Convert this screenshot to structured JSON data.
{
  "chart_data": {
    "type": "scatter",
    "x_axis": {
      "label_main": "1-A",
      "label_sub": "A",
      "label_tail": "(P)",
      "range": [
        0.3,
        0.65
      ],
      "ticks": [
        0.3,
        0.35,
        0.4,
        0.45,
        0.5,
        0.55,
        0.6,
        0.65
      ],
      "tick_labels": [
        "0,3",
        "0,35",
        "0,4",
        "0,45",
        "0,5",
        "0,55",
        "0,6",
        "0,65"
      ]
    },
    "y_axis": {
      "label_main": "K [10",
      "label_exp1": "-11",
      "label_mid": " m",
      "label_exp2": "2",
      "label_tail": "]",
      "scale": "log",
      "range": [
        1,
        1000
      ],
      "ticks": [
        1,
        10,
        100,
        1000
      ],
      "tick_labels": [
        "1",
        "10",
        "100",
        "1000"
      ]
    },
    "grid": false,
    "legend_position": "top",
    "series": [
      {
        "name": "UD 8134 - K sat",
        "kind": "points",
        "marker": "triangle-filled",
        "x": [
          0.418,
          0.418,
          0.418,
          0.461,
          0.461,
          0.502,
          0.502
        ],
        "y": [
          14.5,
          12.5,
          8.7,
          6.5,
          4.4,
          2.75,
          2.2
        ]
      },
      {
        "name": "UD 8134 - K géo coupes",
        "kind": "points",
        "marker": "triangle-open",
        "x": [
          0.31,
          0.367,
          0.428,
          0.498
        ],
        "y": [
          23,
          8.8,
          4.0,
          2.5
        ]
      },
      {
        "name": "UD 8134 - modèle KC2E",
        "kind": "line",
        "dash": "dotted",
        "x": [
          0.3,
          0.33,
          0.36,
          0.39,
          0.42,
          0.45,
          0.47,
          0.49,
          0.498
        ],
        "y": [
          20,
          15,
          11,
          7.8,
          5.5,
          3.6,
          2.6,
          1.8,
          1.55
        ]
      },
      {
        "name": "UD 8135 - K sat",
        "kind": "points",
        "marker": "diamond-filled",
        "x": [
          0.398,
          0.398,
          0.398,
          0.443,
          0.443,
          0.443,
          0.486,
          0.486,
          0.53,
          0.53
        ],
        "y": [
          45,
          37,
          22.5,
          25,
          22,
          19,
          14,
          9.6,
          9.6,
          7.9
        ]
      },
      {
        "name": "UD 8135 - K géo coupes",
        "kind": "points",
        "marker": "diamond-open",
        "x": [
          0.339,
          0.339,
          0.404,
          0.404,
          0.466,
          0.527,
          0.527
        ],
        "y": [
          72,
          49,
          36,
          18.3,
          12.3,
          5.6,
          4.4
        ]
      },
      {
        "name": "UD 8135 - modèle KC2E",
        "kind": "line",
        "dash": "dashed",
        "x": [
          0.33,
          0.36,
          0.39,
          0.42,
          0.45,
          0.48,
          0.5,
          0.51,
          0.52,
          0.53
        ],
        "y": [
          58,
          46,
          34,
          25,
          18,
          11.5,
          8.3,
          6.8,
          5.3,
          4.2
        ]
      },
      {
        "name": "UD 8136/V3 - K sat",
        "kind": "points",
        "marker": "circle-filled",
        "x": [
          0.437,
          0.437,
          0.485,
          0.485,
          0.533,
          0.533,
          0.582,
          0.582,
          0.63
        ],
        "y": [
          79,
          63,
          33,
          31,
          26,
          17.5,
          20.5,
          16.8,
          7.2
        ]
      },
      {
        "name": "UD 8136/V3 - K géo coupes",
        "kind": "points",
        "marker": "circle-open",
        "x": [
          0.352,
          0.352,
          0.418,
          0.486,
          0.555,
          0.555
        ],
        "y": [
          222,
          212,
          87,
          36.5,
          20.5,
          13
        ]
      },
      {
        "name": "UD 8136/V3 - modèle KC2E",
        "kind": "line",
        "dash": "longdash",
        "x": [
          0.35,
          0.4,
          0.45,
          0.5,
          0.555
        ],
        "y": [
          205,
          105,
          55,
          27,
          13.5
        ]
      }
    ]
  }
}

────────────────

WHAT THE EXERCISE ASKS:
Identify and copy lines that hold the string "modèle".

EXERCISE SOLUTION:
        "name": "UD 8134 - modèle KC2E",
        "name": "UD 8135 - modèle KC2E",
        "name": "UD 8136/V3 - modèle KC2E",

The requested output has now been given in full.